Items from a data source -

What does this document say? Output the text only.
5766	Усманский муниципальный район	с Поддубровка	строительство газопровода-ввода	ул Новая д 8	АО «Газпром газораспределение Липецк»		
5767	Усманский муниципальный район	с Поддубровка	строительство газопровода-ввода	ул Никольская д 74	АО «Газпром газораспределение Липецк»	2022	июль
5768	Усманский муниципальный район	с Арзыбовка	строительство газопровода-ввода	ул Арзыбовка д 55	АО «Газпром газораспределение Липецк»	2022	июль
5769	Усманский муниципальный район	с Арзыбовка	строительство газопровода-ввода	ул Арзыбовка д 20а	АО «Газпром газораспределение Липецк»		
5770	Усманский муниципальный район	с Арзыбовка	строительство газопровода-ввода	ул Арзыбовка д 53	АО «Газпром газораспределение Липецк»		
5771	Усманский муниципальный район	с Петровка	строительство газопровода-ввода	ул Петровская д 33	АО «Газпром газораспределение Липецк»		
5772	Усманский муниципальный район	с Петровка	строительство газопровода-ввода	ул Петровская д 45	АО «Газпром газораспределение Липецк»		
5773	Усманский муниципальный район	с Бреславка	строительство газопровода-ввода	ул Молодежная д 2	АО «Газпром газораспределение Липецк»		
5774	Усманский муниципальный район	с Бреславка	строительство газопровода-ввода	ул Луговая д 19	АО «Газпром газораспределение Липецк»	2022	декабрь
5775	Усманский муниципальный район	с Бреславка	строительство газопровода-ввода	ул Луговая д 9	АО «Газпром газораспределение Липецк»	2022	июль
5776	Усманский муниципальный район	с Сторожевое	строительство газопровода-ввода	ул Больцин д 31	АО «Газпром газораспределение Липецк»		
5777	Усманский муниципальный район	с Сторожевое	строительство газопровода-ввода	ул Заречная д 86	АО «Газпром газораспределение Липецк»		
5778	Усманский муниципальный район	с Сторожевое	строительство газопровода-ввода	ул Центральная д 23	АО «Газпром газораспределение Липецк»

Required work -
Please reproduce every line of the material word for word.

Exercise response -
What does this document say? Output the text only.
5766	Усманский муниципальный район	с Поддубровка	строительство газопровода-ввода	ул Новая д 8	АО «Газпром газораспределение Липецк»		
5767	Усманский муниципальный район	с Поддубровка	строительство газопровода-ввода	ул Никольская д 74	АО «Газпром газораспределение Липецк»	2022	июль
5768	Усманский муниципальный район	с Арзыбовка	строительство газопровода-ввода	ул Арзыбовка д 55	АО «Газпром газораспределение Липецк»	2022	июль
5769	Усманский муниципальный район	с Арзыбовка	строительство газопровода-ввода	ул Арзыбовка д 20а	АО «Газпром газораспределение Липецк»		
5770	Усманский муниципальный район	с Арзыбовка	строительство газопровода-ввода	ул Арзыбовка д 53	АО «Газпром газораспределение Липецк»		
5771	Усманский муниципальный район	с Петровка	строительство газопровода-ввода	ул Петровская д 33	АО «Газпром газораспределение Липецк»		
5772	Усманский муниципальный район	с Петровка	строительство газопровода-ввода	ул Петровская д 45	АО «Газпром газораспределение Липецк»		
5773	Усманский муниципальный район	с Бреславка	строительство газопровода-ввода	ул Молодежная д 2	АО «Газпром газораспределение Липецк»		
5774	Усманский муниципальный район	с Бреславка	строительство газопровода-ввода	ул Луговая д 19	АО «Газпром газораспределение Липецк»	2022	декабрь
5775	Усманский муниципальный район	с Бреславка	строительство газопровода-ввода	ул Луговая д 9	АО «Газпром газораспределение Липецк»	2022	июль
5776	Усманский муниципальный район	с Сторожевое	строительство газопровода-ввода	ул Больцин д 31	АО «Газпром газораспределение Липецк»		
5777	Усманский муниципальный район	с Сторожевое	строительство газопровода-ввода	ул Заречная д 86	АО «Газпром газораспределение Липецк»		
5778	Усманский муниципальный район	с Сторожевое	строительство газопровода-ввода	ул Центральная д 23	АО «Газпром газораспределение Липецк»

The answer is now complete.